Task objective:
Could you write out the listing again from the line with "For 83 of the" up to and including the line with "text: 28.6%(2) [779,791,878,818]", switching every "data-label" to "value-label" and keeping everything else unchanged?

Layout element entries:
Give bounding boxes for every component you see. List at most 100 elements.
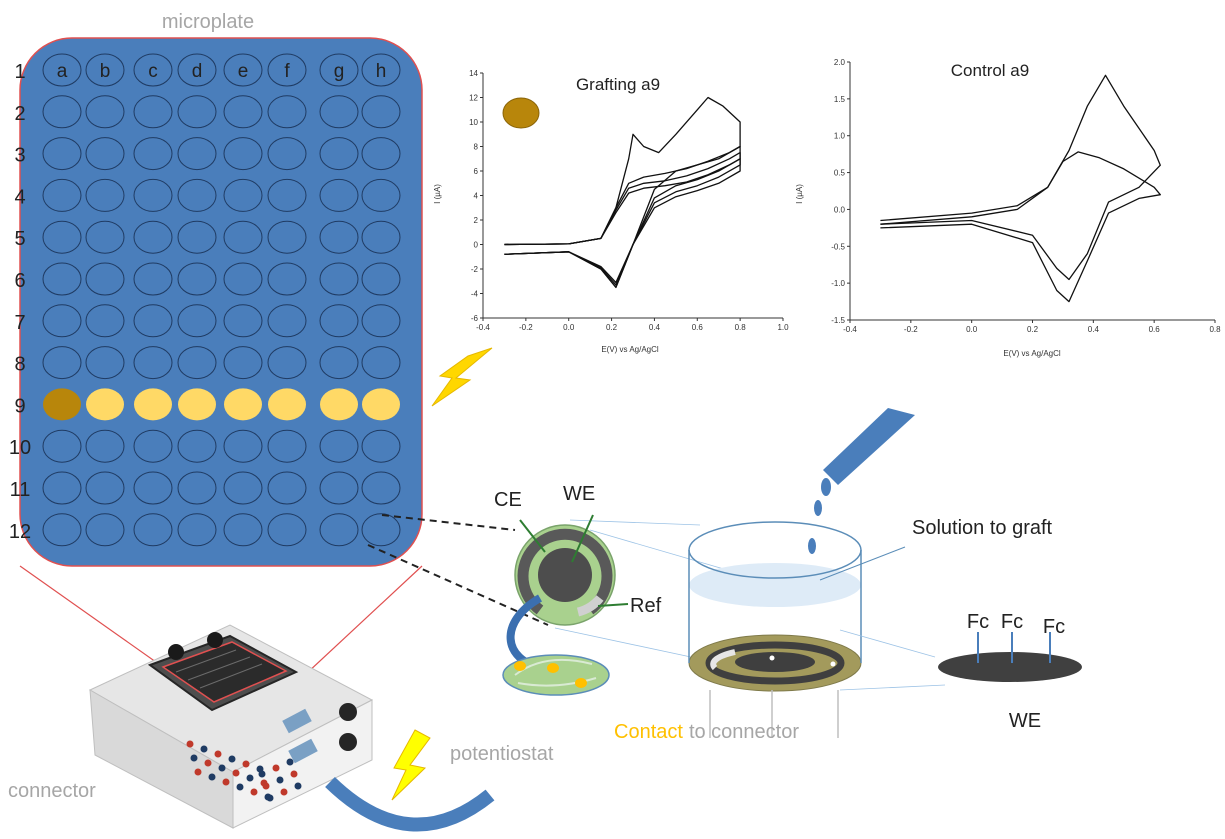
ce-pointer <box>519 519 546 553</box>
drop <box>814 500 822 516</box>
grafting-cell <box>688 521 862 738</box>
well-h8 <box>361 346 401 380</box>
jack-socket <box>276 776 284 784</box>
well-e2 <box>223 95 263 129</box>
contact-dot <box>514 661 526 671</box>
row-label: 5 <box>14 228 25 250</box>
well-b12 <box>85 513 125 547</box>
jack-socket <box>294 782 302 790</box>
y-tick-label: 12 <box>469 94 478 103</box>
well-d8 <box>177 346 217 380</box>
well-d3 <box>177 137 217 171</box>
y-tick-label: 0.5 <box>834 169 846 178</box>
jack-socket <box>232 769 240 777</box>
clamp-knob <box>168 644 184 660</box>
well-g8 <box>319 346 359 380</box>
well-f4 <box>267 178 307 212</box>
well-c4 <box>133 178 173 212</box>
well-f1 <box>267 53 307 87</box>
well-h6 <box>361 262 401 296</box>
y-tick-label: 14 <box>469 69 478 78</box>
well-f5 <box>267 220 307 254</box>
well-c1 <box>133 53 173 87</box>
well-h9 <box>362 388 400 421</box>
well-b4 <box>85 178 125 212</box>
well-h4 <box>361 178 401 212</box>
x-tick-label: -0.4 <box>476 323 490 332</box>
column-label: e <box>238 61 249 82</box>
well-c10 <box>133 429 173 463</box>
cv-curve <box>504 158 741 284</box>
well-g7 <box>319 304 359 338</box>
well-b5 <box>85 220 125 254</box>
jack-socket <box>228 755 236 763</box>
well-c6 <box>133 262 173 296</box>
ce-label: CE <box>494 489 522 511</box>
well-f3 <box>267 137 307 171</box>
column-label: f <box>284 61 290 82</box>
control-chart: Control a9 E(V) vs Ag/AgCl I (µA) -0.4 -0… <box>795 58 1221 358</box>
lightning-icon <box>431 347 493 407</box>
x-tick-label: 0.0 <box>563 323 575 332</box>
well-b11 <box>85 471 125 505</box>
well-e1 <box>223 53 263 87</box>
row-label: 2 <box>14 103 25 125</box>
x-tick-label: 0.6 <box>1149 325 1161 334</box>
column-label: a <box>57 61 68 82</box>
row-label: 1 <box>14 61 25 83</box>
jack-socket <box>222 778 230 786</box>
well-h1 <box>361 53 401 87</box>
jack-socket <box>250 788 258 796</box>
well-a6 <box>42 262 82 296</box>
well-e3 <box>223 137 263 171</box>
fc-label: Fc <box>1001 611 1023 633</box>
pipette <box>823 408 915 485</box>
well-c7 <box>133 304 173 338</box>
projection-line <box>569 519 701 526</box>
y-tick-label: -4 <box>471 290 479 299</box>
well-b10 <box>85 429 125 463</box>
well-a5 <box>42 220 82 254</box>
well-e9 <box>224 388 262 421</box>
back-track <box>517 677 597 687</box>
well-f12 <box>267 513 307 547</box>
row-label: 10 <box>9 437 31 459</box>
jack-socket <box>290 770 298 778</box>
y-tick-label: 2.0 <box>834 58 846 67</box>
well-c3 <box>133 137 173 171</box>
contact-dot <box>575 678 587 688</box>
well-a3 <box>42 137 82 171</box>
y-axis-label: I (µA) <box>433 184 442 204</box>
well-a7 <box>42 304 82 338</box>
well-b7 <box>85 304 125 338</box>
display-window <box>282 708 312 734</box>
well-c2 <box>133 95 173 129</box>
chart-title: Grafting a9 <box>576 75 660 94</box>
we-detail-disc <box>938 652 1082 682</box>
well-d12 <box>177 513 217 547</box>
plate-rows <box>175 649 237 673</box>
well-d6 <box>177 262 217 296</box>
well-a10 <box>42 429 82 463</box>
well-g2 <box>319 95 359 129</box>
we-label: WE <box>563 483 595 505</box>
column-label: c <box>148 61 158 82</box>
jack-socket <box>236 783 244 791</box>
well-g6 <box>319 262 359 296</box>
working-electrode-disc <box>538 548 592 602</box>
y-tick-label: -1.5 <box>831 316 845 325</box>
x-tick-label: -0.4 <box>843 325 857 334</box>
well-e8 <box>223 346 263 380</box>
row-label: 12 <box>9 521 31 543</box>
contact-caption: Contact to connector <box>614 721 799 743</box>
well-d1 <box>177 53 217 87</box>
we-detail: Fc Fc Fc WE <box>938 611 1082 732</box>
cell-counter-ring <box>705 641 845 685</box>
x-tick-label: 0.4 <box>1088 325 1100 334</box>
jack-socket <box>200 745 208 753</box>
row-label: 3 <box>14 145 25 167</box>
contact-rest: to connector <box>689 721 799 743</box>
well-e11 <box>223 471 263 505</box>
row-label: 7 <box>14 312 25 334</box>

==

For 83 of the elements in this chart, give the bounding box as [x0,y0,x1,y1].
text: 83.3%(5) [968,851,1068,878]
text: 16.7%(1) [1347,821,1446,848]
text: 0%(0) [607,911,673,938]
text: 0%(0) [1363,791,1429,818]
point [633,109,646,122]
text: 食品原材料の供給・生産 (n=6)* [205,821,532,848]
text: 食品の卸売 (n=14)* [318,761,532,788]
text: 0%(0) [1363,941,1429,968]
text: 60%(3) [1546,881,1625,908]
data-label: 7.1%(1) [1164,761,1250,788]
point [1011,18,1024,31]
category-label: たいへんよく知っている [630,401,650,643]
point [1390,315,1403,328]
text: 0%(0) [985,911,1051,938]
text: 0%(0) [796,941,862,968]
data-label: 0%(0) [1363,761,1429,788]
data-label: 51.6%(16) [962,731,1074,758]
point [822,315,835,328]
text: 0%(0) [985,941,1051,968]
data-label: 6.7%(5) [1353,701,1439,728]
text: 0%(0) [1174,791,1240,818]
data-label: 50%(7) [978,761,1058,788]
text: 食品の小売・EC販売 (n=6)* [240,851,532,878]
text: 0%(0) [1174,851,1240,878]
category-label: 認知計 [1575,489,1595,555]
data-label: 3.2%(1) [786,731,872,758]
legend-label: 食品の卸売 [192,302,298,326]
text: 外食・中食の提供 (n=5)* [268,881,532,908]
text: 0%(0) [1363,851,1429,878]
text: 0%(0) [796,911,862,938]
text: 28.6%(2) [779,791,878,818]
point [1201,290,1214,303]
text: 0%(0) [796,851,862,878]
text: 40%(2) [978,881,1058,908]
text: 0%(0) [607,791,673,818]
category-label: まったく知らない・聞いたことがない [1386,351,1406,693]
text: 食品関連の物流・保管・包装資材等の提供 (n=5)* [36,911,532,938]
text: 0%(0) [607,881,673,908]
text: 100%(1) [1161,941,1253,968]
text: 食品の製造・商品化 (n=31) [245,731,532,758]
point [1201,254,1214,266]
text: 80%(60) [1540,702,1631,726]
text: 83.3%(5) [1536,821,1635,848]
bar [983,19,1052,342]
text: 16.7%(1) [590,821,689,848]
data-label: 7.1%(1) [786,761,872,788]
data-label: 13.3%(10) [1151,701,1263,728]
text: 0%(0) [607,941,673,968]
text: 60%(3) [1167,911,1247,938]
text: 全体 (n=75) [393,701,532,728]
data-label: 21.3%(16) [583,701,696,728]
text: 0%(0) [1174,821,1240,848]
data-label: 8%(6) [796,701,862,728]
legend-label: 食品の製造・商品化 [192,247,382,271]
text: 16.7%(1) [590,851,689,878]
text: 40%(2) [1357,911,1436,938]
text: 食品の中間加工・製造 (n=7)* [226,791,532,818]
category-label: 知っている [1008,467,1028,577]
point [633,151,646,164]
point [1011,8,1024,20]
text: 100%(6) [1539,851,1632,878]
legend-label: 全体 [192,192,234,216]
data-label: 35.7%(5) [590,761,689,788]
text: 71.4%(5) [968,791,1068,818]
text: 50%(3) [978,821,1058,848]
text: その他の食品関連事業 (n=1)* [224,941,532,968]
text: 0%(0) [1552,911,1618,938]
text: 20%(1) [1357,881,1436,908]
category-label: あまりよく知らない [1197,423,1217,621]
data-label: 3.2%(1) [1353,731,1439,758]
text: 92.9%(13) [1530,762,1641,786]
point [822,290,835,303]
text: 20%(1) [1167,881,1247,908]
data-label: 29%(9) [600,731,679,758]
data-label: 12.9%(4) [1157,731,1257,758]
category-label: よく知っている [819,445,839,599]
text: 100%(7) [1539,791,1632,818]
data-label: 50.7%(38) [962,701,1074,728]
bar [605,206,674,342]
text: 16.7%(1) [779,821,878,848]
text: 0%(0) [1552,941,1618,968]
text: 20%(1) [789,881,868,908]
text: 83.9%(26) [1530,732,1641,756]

Exercise result:
For 83 of the elements in this chart, give the bounding box as [x0,y0,x1,y1].
text: 83.3%(5) [968,851,1068,878]
text: 16.7%(1) [1347,821,1446,848]
text: 0%(0) [607,911,673,938]
text: 0%(0) [1363,791,1429,818]
point [633,109,646,122]
text: 食品原材料の供給・生産 (n=6)* [205,821,532,848]
text: 食品の卸売 (n=14)* [318,761,532,788]
text: 0%(0) [1363,941,1429,968]
text: 60%(3) [1546,881,1625,908]
value-label: 7.1%(1) [1164,761,1250,788]
point [1011,18,1024,31]
category-label: たいへんよく知っている [630,401,650,643]
point [1390,315,1403,328]
text: 0%(0) [985,911,1051,938]
text: 0%(0) [796,941,862,968]
value-label: 0%(0) [1363,761,1429,788]
value-label: 51.6%(16) [962,731,1074,758]
point [822,315,835,328]
text: 0%(0) [985,941,1051,968]
value-label: 6.7%(5) [1353,701,1439,728]
text: 0%(0) [1174,791,1240,818]
value-label: 50%(7) [978,761,1058,788]
text: 食品の小売・EC販売 (n=6)* [240,851,532,878]
text: 0%(0) [1174,851,1240,878]
category-label: 認知計 [1575,489,1595,555]
value-label: 3.2%(1) [786,731,872,758]
legend-label: 食品の卸売 [192,302,298,326]
text: 外食・中食の提供 (n=5)* [268,881,532,908]
text: 0%(0) [1363,851,1429,878]
text: 0%(0) [796,911,862,938]
text: 28.6%(2) [779,791,878,818]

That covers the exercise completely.